**EXERCISE**
Report all lines holding "JSON".

[Records from a collection of figures]
* START *
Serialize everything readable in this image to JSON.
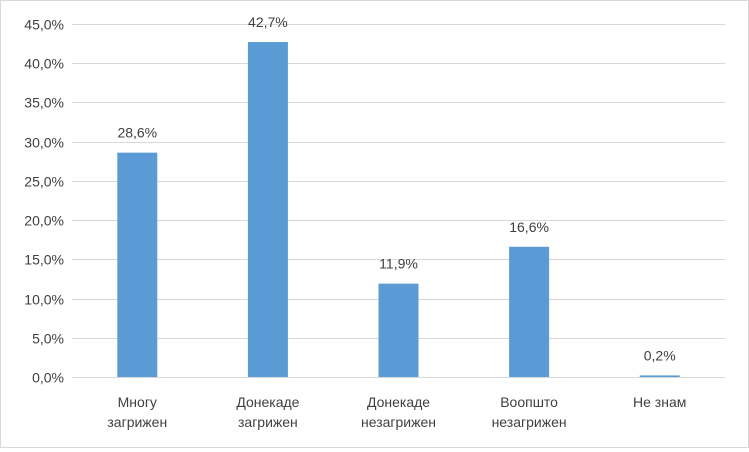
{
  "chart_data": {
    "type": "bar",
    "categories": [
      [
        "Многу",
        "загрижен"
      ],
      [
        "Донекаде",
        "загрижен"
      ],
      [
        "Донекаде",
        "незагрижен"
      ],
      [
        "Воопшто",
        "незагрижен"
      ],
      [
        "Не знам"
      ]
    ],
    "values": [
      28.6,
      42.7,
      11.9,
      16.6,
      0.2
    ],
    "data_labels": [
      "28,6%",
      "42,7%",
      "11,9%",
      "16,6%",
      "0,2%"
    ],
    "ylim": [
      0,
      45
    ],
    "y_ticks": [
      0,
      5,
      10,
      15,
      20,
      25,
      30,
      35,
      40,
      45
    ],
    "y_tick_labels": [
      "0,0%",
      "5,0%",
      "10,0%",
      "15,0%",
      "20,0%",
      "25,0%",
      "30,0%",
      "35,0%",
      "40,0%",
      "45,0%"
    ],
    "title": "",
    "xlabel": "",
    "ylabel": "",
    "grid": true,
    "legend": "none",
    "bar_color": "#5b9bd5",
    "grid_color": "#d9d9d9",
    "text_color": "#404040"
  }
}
* END *
* START *
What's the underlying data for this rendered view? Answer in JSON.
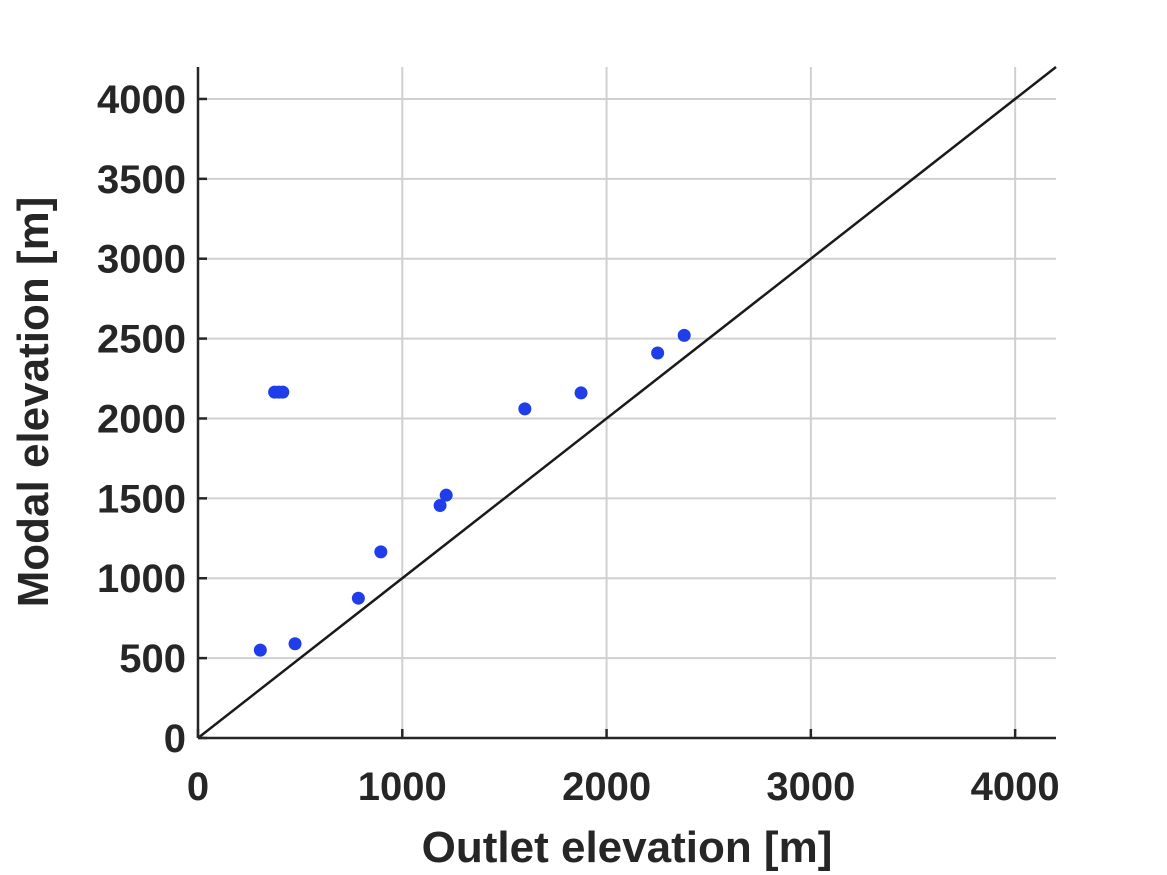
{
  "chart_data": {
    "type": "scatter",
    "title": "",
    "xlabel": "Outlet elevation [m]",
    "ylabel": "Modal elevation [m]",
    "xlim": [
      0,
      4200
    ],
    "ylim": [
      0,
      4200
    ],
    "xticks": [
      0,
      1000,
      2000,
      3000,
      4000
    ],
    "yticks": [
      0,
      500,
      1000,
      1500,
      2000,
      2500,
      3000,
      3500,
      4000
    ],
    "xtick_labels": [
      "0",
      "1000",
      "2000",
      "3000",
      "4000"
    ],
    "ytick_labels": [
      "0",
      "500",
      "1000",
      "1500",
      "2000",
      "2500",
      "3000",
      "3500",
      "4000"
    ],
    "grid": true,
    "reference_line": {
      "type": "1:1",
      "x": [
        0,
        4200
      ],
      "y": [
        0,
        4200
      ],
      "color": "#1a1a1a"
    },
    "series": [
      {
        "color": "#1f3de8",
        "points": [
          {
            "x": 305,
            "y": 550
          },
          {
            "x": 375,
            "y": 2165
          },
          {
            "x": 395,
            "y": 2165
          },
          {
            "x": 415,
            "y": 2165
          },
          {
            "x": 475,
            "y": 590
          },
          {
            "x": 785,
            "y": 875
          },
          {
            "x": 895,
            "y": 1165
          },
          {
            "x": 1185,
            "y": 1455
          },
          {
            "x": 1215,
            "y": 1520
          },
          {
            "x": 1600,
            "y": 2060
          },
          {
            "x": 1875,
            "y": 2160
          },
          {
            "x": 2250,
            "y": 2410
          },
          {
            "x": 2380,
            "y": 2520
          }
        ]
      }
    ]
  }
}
* END *
**REPLY TO THE EXERCISE**
Serialize everything readable in this image to JSON.
What's the underlying data for this rendered view? Answer in JSON.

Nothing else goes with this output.